Exercise details –
Verbatim output of all the material below is required.

Stored data:
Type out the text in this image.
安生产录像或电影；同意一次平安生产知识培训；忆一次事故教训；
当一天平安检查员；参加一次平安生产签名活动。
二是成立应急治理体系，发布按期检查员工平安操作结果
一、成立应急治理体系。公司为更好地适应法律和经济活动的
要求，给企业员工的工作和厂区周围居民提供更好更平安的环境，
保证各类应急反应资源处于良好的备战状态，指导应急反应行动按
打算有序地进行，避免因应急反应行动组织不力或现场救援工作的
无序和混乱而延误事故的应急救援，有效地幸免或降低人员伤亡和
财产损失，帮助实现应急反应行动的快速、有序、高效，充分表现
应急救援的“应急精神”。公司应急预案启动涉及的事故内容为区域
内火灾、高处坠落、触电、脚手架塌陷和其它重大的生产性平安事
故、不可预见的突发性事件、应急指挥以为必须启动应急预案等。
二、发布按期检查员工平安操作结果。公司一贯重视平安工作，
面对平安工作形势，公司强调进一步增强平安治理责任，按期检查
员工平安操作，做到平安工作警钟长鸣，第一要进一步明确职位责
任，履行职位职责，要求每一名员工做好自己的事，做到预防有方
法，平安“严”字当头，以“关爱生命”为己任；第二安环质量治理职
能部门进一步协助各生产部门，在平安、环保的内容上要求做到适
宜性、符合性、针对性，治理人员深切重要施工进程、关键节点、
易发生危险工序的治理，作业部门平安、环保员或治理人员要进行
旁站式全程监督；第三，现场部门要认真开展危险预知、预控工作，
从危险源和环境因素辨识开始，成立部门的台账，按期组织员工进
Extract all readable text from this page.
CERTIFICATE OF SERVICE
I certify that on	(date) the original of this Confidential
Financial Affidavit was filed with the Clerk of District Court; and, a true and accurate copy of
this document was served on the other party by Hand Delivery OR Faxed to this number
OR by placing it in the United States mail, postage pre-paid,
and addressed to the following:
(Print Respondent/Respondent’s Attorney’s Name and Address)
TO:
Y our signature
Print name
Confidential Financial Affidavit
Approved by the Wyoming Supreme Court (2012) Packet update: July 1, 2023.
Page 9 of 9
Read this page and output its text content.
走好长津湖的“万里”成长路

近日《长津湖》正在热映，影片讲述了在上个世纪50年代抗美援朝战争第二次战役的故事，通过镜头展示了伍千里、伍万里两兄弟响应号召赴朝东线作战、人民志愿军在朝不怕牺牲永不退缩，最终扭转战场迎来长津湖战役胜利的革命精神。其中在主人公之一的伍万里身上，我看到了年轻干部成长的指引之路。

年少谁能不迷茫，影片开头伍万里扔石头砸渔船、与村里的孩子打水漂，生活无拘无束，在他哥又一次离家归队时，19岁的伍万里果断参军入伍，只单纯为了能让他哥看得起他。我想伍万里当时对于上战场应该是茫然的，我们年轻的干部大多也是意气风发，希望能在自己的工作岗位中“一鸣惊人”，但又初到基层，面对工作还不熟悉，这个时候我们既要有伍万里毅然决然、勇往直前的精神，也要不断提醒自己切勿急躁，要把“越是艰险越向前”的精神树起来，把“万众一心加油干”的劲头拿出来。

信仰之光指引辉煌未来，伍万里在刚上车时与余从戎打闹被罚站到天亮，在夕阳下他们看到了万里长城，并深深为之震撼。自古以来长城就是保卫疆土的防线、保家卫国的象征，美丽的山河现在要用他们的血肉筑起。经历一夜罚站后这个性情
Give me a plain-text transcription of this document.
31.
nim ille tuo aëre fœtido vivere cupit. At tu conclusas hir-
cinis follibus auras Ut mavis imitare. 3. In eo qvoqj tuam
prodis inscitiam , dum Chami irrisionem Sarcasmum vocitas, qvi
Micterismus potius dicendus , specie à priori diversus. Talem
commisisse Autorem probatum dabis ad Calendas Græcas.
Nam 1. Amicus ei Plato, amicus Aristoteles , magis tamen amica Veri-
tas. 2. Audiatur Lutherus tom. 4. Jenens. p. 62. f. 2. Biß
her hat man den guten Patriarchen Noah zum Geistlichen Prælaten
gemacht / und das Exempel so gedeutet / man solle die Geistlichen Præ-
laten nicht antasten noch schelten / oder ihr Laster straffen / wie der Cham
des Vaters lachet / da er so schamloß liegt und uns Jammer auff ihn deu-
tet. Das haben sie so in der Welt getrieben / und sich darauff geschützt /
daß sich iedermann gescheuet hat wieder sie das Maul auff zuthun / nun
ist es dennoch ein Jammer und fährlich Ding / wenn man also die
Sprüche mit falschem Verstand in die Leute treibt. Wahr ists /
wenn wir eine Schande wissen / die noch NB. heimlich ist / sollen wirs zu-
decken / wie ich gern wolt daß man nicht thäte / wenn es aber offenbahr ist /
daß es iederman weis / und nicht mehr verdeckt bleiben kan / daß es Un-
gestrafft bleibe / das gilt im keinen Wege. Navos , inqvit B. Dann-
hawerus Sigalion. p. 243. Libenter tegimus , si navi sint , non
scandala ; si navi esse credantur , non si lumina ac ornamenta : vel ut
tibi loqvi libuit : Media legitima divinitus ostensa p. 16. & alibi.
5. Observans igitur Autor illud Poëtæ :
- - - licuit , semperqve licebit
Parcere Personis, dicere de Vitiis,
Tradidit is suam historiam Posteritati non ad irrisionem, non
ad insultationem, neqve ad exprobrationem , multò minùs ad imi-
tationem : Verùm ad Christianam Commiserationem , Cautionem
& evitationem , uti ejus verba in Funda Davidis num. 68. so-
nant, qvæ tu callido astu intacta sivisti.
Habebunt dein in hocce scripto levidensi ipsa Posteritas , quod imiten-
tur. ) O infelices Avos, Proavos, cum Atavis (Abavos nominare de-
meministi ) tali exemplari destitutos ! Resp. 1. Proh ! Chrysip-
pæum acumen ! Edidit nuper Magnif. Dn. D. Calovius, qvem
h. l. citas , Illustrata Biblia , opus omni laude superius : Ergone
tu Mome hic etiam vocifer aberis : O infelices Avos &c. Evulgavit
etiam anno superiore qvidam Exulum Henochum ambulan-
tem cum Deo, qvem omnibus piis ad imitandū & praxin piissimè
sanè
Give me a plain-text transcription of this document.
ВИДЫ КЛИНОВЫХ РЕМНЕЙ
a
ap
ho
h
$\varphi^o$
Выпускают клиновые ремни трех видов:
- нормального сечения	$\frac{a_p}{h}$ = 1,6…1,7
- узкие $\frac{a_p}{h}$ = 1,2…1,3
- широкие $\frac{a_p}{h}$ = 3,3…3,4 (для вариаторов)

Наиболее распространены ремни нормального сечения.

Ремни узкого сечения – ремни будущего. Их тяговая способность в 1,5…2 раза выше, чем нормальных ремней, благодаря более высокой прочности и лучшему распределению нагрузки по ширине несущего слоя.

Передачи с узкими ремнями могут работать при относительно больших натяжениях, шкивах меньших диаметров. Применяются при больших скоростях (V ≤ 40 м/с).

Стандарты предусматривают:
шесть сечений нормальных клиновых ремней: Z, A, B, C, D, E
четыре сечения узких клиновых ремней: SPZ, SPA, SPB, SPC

Completed exercise –
Type out the text in this image.
安生产录像或电影；同意一次平安生产知识培训；忆一次事故教训；
当一天平安检查员；参加一次平安生产签名活动。
二是成立应急治理体系，发布按期检查员工平安操作结果
一、成立应急治理体系。公司为更好地适应法律和经济活动的
要求，给企业员工的工作和厂区周围居民提供更好更平安的环境，
保证各类应急反应资源处于良好的备战状态，指导应急反应行动按
打算有序地进行，避免因应急反应行动组织不力或现场救援工作的
无序和混乱而延误事故的应急救援，有效地幸免或降低人员伤亡和
财产损失，帮助实现应急反应行动的快速、有序、高效，充分表现
应急救援的“应急精神”。公司应急预案启动涉及的事故内容为区域
内火灾、高处坠落、触电、脚手架塌陷和其它重大的生产性平安事
故、不可预见的突发性事件、应急指挥以为必须启动应急预案等。
二、发布按期检查员工平安操作结果。公司一贯重视平安工作，
面对平安工作形势，公司强调进一步增强平安治理责任，按期检查
员工平安操作，做到平安工作警钟长鸣，第一要进一步明确职位责
任，履行职位职责，要求每一名员工做好自己的事，做到预防有方
法，平安“严”字当头，以“关爱生命”为己任；第二安环质量治理职
能部门进一步协助各生产部门，在平安、环保的内容上要求做到适
宜性、符合性、针对性，治理人员深切重要施工进程、关键节点、
易发生危险工序的治理，作业部门平安、环保员或治理人员要进行
旁站式全程监督；第三，现场部门要认真开展危险预知、预控工作，
从危险源和环境因素辨识开始，成立部门的台账，按期组织员工进
Extract all readable text from this page.
CERTIFICATE OF SERVICE
I certify that on	(date) the original of this Confidential
Financial Affidavit was filed with the Clerk of District Court; and, a true and accurate copy of
this document was served on the other party by Hand Delivery OR Faxed to this number
OR by placing it in the United States mail, postage pre-paid,
and addressed to the following:
(Print Respondent/Respondent’s Attorney’s Name and Address)
TO:
Y our signature
Print name
Confidential Financial Affidavit
Approved by the Wyoming Supreme Court (2012) Packet update: July 1, 2023.
Page 9 of 9
Read this page and output its text content.
走好长津湖的“万里”成长路

近日《长津湖》正在热映，影片讲述了在上个世纪50年代抗美援朝战争第二次战役的故事，通过镜头展示了伍千里、伍万里两兄弟响应号召赴朝东线作战、人民志愿军在朝不怕牺牲永不退缩，最终扭转战场迎来长津湖战役胜利的革命精神。其中在主人公之一的伍万里身上，我看到了年轻干部成长的指引之路。

年少谁能不迷茫，影片开头伍万里扔石头砸渔船、与村里的孩子打水漂，生活无拘无束，在他哥又一次离家归队时，19岁的伍万里果断参军入伍，只单纯为了能让他哥看得起他。我想伍万里当时对于上战场应该是茫然的，我们年轻的干部大多也是意气风发，希望能在自己的工作岗位中“一鸣惊人”，但又初到基层，面对工作还不熟悉，这个时候我们既要有伍万里毅然决然、勇往直前的精神，也要不断提醒自己切勿急躁，要把“越是艰险越向前”的精神树起来，把“万众一心加油干”的劲头拿出来。

信仰之光指引辉煌未来，伍万里在刚上车时与余从戎打闹被罚站到天亮，在夕阳下他们看到了万里长城，并深深为之震撼。自古以来长城就是保卫疆土的防线、保家卫国的象征，美丽的山河现在要用他们的血肉筑起。经历一夜罚站后这个性情
Give me a plain-text transcription of this document.
31.
nim ille tuo aëre fœtido vivere cupit. At tu conclusas hir-
cinis follibus auras Ut mavis imitare. 3. In eo qvoqj tuam
prodis inscitiam , dum Chami irrisionem Sarcasmum vocitas, qvi
Micterismus potius dicendus , specie à priori diversus. Talem
commisisse Autorem probatum dabis ad Calendas Græcas.
Nam 1. Amicus ei Plato, amicus Aristoteles , magis tamen amica Veri-
tas. 2. Audiatur Lutherus tom. 4. Jenens. p. 62. f. 2. Biß
her hat man den guten Patriarchen Noah zum Geistlichen Prælaten
gemacht / und das Exempel so gedeutet / man solle die Geistlichen Præ-
laten nicht antasten noch schelten / oder ihr Laster straffen / wie der Cham
des Vaters lachet / da er so schamloß liegt und uns Jammer auff ihn deu-
tet. Das haben sie so in der Welt getrieben / und sich darauff geschützt /
daß sich iedermann gescheuet hat wieder sie das Maul auff zuthun / nun
ist es dennoch ein Jammer und fährlich Ding / wenn man also die
Sprüche mit falschem Verstand in die Leute treibt. Wahr ists /
wenn wir eine Schande wissen / die noch NB. heimlich ist / sollen wirs zu-
decken / wie ich gern wolt daß man nicht thäte / wenn es aber offenbahr ist /
daß es iederman weis / und nicht mehr verdeckt bleiben kan / daß es Un-
gestrafft bleibe / das gilt im keinen Wege. Navos , inqvit B. Dann-
hawerus Sigalion. p. 243. Libenter tegimus , si navi sint , non
scandala ; si navi esse credantur , non si lumina ac ornamenta : vel ut
tibi loqvi libuit : Media legitima divinitus ostensa p. 16. & alibi.
5. Observans igitur Autor illud Poëtæ :
- - - licuit , semperqve licebit
Parcere Personis, dicere de Vitiis,
Tradidit is suam historiam Posteritati non ad irrisionem, non
ad insultationem, neqve ad exprobrationem , multò minùs ad imi-
tationem : Verùm ad Christianam Commiserationem , Cautionem
& evitationem , uti ejus verba in Funda Davidis num. 68. so-
nant, qvæ tu callido astu intacta sivisti.
Habebunt dein in hocce scripto levidensi ipsa Posteritas , quod imiten-
tur. ) O infelices Avos, Proavos, cum Atavis (Abavos nominare de-
meministi ) tali exemplari destitutos ! Resp. 1. Proh ! Chrysip-
pæum acumen ! Edidit nuper Magnif. Dn. D. Calovius, qvem
h. l. citas , Illustrata Biblia , opus omni laude superius : Ergone
tu Mome hic etiam vocifer aberis : O infelices Avos &c. Evulgavit
etiam anno superiore qvidam Exulum Henochum ambulan-
tem cum Deo, qvem omnibus piis ad imitandū & praxin piissimè
sanè
Give me a plain-text transcription of this document.
ВИДЫ КЛИНОВЫХ РЕМНЕЙ
a
ap
ho
h
$\varphi^o$
Выпускают клиновые ремни трех видов:
- нормального сечения	$\frac{a_p}{h}$ = 1,6…1,7
- узкие $\frac{a_p}{h}$ = 1,2…1,3
- широкие $\frac{a_p}{h}$ = 3,3…3,4 (для вариаторов)

Наиболее распространены ремни нормального сечения.

Ремни узкого сечения – ремни будущего. Их тяговая способность в 1,5…2 раза выше, чем нормальных ремней, благодаря более высокой прочности и лучшему распределению нагрузки по ширине несущего слоя.

Передачи с узкими ремнями могут работать при относительно больших натяжениях, шкивах меньших диаметров. Применяются при больших скоростях (V ≤ 40 м/с).

Стандарты предусматривают:
шесть сечений нормальных клиновых ремней: Z, A, B, C, D, E
четыре сечения узких клиновых ремней: SPZ, SPA, SPB, SPC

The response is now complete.